● Directions
Quote the listing below in its entirety, omitting every image.

● Material shown
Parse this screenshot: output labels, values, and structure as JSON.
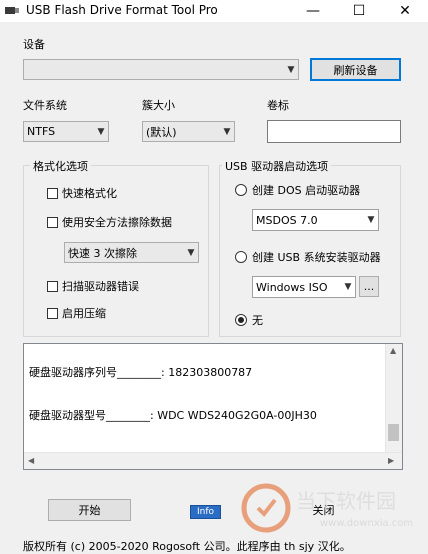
{
  "window": {
    "title": "USB Flash Drive Format Tool Pro",
    "minimize_glyph": "—",
    "maximize_glyph": "☐",
    "close_glyph": "✕"
  },
  "device": {
    "label": "设备",
    "selected": "",
    "refresh_label": "刷新设备"
  },
  "filesystem": {
    "label": "文件系统",
    "selected": "NTFS"
  },
  "cluster": {
    "label": "簇大小",
    "selected": "(默认)"
  },
  "volume": {
    "label": "卷标",
    "value": ""
  },
  "format_options": {
    "title": "格式化选项",
    "quick_format": "快速格式化",
    "secure_erase": "使用安全方法擦除数据",
    "erase_method": "快速 3 次擦除",
    "scan_errors": "扫描驱动器错误",
    "enable_compression": "启用压缩"
  },
  "boot_options": {
    "title": "USB 驱动器启动选项",
    "dos_boot": "创建 DOS 启动驱动器",
    "dos_version": "MSDOS 7.0",
    "usb_installer": "创建 USB 系统安装驱动器",
    "windows_source": "Windows ISO",
    "browse_label": "...",
    "none_label": "无",
    "selected": "none"
  },
  "log": {
    "lines": [
      "硬盘驱动器序列号________: 182303800787",
      "硬盘驱动器型号________: WDC WDS240G2G0A-00JH30"
    ]
  },
  "buttons": {
    "start": "开始",
    "info": "Info",
    "close": "关闭"
  },
  "footer": {
    "copyright": "版权所有 (c) 2005-2020 Rogosoft 公司。此程序由 th sjy 汉化。"
  },
  "watermark": {
    "brand": "当下软件园",
    "url": "www.downxia.com"
  },
  "colors": {
    "accent": "#0078d7",
    "info_badge": "#2b6cc4",
    "watermark": "#e0601c"
  }
}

● Task response
Parse this screenshot: output labels, values, and structure as JSON.
{
  "window": {
    "title": "USB Flash Drive Format Tool Pro",
    "minimize_glyph": "—",
    "maximize_glyph": "☐",
    "close_glyph": "✕"
  },
  "device": {
    "label": "设备",
    "selected": "",
    "refresh_label": "刷新设备"
  },
  "filesystem": {
    "label": "文件系统",
    "selected": "NTFS"
  },
  "cluster": {
    "label": "簇大小",
    "selected": "(默认)"
  },
  "volume": {
    "label": "卷标",
    "value": ""
  },
  "format_options": {
    "title": "格式化选项",
    "quick_format": "快速格式化",
    "secure_erase": "使用安全方法擦除数据",
    "erase_method": "快速 3 次擦除",
    "scan_errors": "扫描驱动器错误",
    "enable_compression": "启用压缩"
  },
  "boot_options": {
    "title": "USB 驱动器启动选项",
    "dos_boot": "创建 DOS 启动驱动器",
    "dos_version": "MSDOS 7.0",
    "usb_installer": "创建 USB 系统安装驱动器",
    "windows_source": "Windows ISO",
    "browse_label": "...",
    "none_label": "无",
    "selected": "none"
  },
  "log": {
    "lines": [
      "硬盘驱动器序列号________: 182303800787",
      "硬盘驱动器型号________: WDC WDS240G2G0A-00JH30"
    ]
  },
  "buttons": {
    "start": "开始",
    "info": "Info",
    "close": "关闭"
  },
  "footer": {
    "copyright": "版权所有 (c) 2005-2020 Rogosoft 公司。此程序由 th sjy 汉化。"
  },
  "watermark": {
    "brand": "当下软件园",
    "url": "www.downxia.com"
  },
  "colors": {
    "accent": "#0078d7",
    "info_badge": "#2b6cc4",
    "watermark": "#e0601c"
  }
}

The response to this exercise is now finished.